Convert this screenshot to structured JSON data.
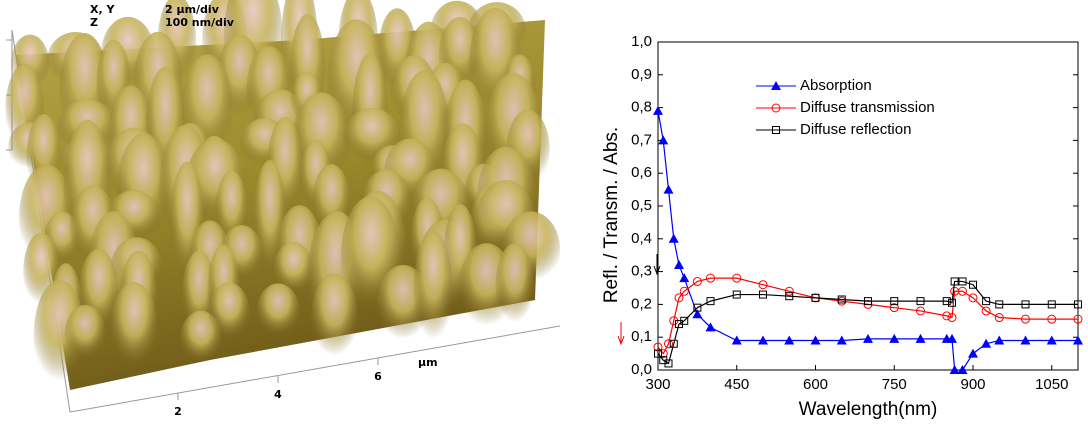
{
  "afm_image": {
    "xy_label": "X, Y",
    "xy_scale": "2 µm/div",
    "z_label": "Z",
    "z_scale": "100 nm/div",
    "unit": "µm",
    "ticks": [
      "2",
      "4",
      "6"
    ]
  },
  "chart_data": {
    "type": "line",
    "x_label": "Wavelength(nm)",
    "y_label": "Refl. / Transm. / Abs.",
    "x": [
      300,
      310,
      320,
      330,
      340,
      350,
      375,
      400,
      450,
      500,
      550,
      600,
      650,
      700,
      750,
      800,
      850,
      860,
      865,
      880,
      900,
      925,
      950,
      1000,
      1050,
      1100
    ],
    "series": [
      {
        "name": "Absorption",
        "color": "#0000ff",
        "marker": "triangle",
        "values": [
          0.79,
          0.7,
          0.55,
          0.4,
          0.32,
          0.28,
          0.17,
          0.13,
          0.09,
          0.09,
          0.09,
          0.09,
          0.09,
          0.095,
          0.095,
          0.095,
          0.095,
          0.095,
          0.0,
          0.0,
          0.05,
          0.08,
          0.09,
          0.09,
          0.09,
          0.09
        ]
      },
      {
        "name": "Diffuse transmission",
        "color": "#ff0000",
        "marker": "circle",
        "values": [
          0.07,
          0.05,
          0.08,
          0.15,
          0.22,
          0.24,
          0.27,
          0.28,
          0.28,
          0.26,
          0.24,
          0.22,
          0.21,
          0.2,
          0.19,
          0.18,
          0.165,
          0.16,
          0.24,
          0.24,
          0.22,
          0.18,
          0.16,
          0.155,
          0.155,
          0.155
        ]
      },
      {
        "name": "Diffuse reflection",
        "color": "#000000",
        "marker": "square",
        "values": [
          0.05,
          0.03,
          0.02,
          0.08,
          0.14,
          0.15,
          0.19,
          0.21,
          0.23,
          0.23,
          0.225,
          0.22,
          0.215,
          0.21,
          0.21,
          0.21,
          0.21,
          0.205,
          0.27,
          0.27,
          0.26,
          0.21,
          0.2,
          0.2,
          0.2,
          0.2
        ]
      }
    ],
    "xlim": [
      300,
      1100
    ],
    "xticks": [
      300,
      450,
      600,
      750,
      900,
      1050
    ],
    "ylim": [
      0,
      1.0
    ],
    "yticks": [
      {
        "value": 0,
        "label": "0,0"
      },
      {
        "value": 0.1,
        "label": "0,1"
      },
      {
        "value": 0.2,
        "label": "0,2"
      },
      {
        "value": 0.3,
        "label": "0,3"
      },
      {
        "value": 0.4,
        "label": "0,4"
      },
      {
        "value": 0.5,
        "label": "0,5"
      },
      {
        "value": 0.6,
        "label": "0,6"
      },
      {
        "value": 0.7,
        "label": "0,7"
      },
      {
        "value": 0.8,
        "label": "0,8"
      },
      {
        "value": 0.9,
        "label": "0,9"
      },
      {
        "value": 1.0,
        "label": "1,0"
      }
    ],
    "legend": "upper left",
    "grid": false
  }
}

--------------------

● **Task description**: Reply with nothing except the number of lines in the listing above that include "color".

● **Reply**: 3